- _Work to complete_: Please transcribe the listing below in full and word for word, without its pictures.

START Given records

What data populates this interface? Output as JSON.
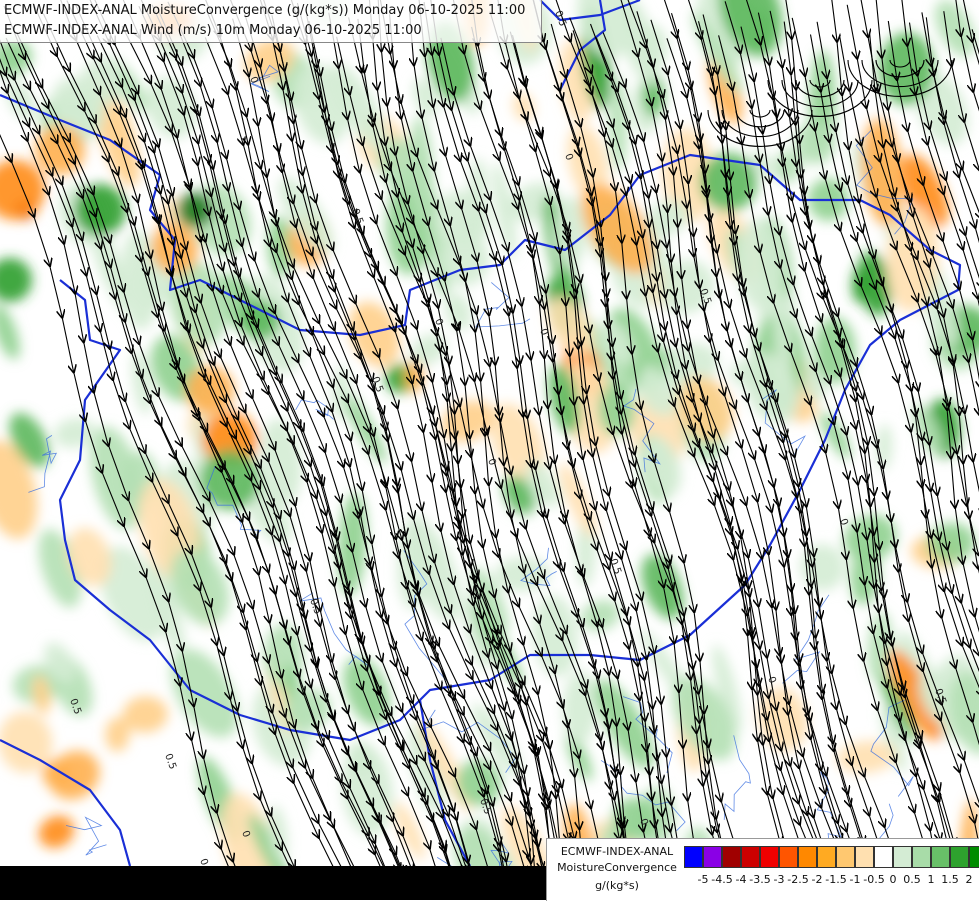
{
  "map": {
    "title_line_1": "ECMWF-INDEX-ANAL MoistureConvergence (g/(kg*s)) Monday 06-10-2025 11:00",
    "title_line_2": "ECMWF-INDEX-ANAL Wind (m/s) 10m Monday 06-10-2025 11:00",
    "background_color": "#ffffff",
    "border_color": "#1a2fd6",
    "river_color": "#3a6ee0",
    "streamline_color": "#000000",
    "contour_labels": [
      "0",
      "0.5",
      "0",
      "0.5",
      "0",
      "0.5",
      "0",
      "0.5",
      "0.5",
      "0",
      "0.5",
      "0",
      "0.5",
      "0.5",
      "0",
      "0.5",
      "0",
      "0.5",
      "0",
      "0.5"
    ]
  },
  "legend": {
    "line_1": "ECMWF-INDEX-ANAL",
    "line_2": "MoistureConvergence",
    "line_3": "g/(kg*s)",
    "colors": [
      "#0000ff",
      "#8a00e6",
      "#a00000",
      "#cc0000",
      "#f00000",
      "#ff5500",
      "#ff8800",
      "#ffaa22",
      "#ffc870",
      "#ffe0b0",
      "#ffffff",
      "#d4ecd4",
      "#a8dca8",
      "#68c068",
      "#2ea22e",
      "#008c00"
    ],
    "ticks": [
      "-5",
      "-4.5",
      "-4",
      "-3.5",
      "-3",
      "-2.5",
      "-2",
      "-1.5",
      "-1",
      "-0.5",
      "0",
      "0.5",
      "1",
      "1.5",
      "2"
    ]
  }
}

END Given records

- _Output below_:
What data populates this interface? Output as JSON.
{
  "map": {
    "title_line_1": "ECMWF-INDEX-ANAL MoistureConvergence (g/(kg*s)) Monday 06-10-2025 11:00",
    "title_line_2": "ECMWF-INDEX-ANAL Wind (m/s) 10m Monday 06-10-2025 11:00",
    "background_color": "#ffffff",
    "border_color": "#1a2fd6",
    "river_color": "#3a6ee0",
    "streamline_color": "#000000",
    "contour_labels": [
      "0",
      "0.5",
      "0",
      "0.5",
      "0",
      "0.5",
      "0",
      "0.5",
      "0.5",
      "0",
      "0.5",
      "0",
      "0.5",
      "0.5",
      "0",
      "0.5",
      "0",
      "0.5",
      "0",
      "0.5"
    ]
  },
  "legend": {
    "line_1": "ECMWF-INDEX-ANAL",
    "line_2": "MoistureConvergence",
    "line_3": "g/(kg*s)",
    "colors": [
      "#0000ff",
      "#8a00e6",
      "#a00000",
      "#cc0000",
      "#f00000",
      "#ff5500",
      "#ff8800",
      "#ffaa22",
      "#ffc870",
      "#ffe0b0",
      "#ffffff",
      "#d4ecd4",
      "#a8dca8",
      "#68c068",
      "#2ea22e",
      "#008c00"
    ],
    "ticks": [
      "-5",
      "-4.5",
      "-4",
      "-3.5",
      "-3",
      "-2.5",
      "-2",
      "-1.5",
      "-1",
      "-0.5",
      "0",
      "0.5",
      "1",
      "1.5",
      "2"
    ]
  }
}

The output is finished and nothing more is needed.